** start of Data for processing **
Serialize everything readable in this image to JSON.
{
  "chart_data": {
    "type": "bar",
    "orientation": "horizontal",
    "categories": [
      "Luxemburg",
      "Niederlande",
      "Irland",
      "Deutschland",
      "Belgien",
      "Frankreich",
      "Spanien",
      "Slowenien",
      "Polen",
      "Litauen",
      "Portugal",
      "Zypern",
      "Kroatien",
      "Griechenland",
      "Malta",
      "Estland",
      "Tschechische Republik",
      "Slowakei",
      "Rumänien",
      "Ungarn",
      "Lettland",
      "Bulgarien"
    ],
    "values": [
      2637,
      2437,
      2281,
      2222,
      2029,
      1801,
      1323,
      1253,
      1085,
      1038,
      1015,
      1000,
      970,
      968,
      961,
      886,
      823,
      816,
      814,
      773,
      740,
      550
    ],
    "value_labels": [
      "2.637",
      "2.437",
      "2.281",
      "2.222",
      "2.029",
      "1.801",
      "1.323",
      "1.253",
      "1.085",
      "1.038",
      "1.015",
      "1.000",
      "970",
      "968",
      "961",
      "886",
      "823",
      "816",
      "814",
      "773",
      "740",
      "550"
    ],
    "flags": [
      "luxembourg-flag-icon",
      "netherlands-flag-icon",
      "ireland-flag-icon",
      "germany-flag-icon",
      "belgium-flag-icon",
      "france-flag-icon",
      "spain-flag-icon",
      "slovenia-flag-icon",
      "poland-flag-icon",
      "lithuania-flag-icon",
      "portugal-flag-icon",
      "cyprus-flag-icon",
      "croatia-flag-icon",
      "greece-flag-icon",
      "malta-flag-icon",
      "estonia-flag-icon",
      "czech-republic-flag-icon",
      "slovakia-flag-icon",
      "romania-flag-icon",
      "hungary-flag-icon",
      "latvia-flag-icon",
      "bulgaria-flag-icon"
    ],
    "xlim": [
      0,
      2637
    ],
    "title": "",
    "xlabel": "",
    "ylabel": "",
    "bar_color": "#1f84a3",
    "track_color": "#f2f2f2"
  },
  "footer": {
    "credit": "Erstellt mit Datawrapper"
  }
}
** end of Data for processing **
◆ **Written problem**
Without leaving anything out, give the entries again exactly.

◆ **Exercise result**
Serialize everything readable in this image to JSON.
{
  "chart_data": {
    "type": "bar",
    "orientation": "horizontal",
    "categories": [
      "Luxemburg",
      "Niederlande",
      "Irland",
      "Deutschland",
      "Belgien",
      "Frankreich",
      "Spanien",
      "Slowenien",
      "Polen",
      "Litauen",
      "Portugal",
      "Zypern",
      "Kroatien",
      "Griechenland",
      "Malta",
      "Estland",
      "Tschechische Republik",
      "Slowakei",
      "Rumänien",
      "Ungarn",
      "Lettland",
      "Bulgarien"
    ],
    "values": [
      2637,
      2437,
      2281,
      2222,
      2029,
      1801,
      1323,
      1253,
      1085,
      1038,
      1015,
      1000,
      970,
      968,
      961,
      886,
      823,
      816,
      814,
      773,
      740,
      550
    ],
    "value_labels": [
      "2.637",
      "2.437",
      "2.281",
      "2.222",
      "2.029",
      "1.801",
      "1.323",
      "1.253",
      "1.085",
      "1.038",
      "1.015",
      "1.000",
      "970",
      "968",
      "961",
      "886",
      "823",
      "816",
      "814",
      "773",
      "740",
      "550"
    ],
    "flags": [
      "luxembourg-flag-icon",
      "netherlands-flag-icon",
      "ireland-flag-icon",
      "germany-flag-icon",
      "belgium-flag-icon",
      "france-flag-icon",
      "spain-flag-icon",
      "slovenia-flag-icon",
      "poland-flag-icon",
      "lithuania-flag-icon",
      "portugal-flag-icon",
      "cyprus-flag-icon",
      "croatia-flag-icon",
      "greece-flag-icon",
      "malta-flag-icon",
      "estonia-flag-icon",
      "czech-republic-flag-icon",
      "slovakia-flag-icon",
      "romania-flag-icon",
      "hungary-flag-icon",
      "latvia-flag-icon",
      "bulgaria-flag-icon"
    ],
    "xlim": [
      0,
      2637
    ],
    "title": "",
    "xlabel": "",
    "ylabel": "",
    "bar_color": "#1f84a3",
    "track_color": "#f2f2f2"
  },
  "footer": {
    "credit": "Erstellt mit Datawrapper"
  }
}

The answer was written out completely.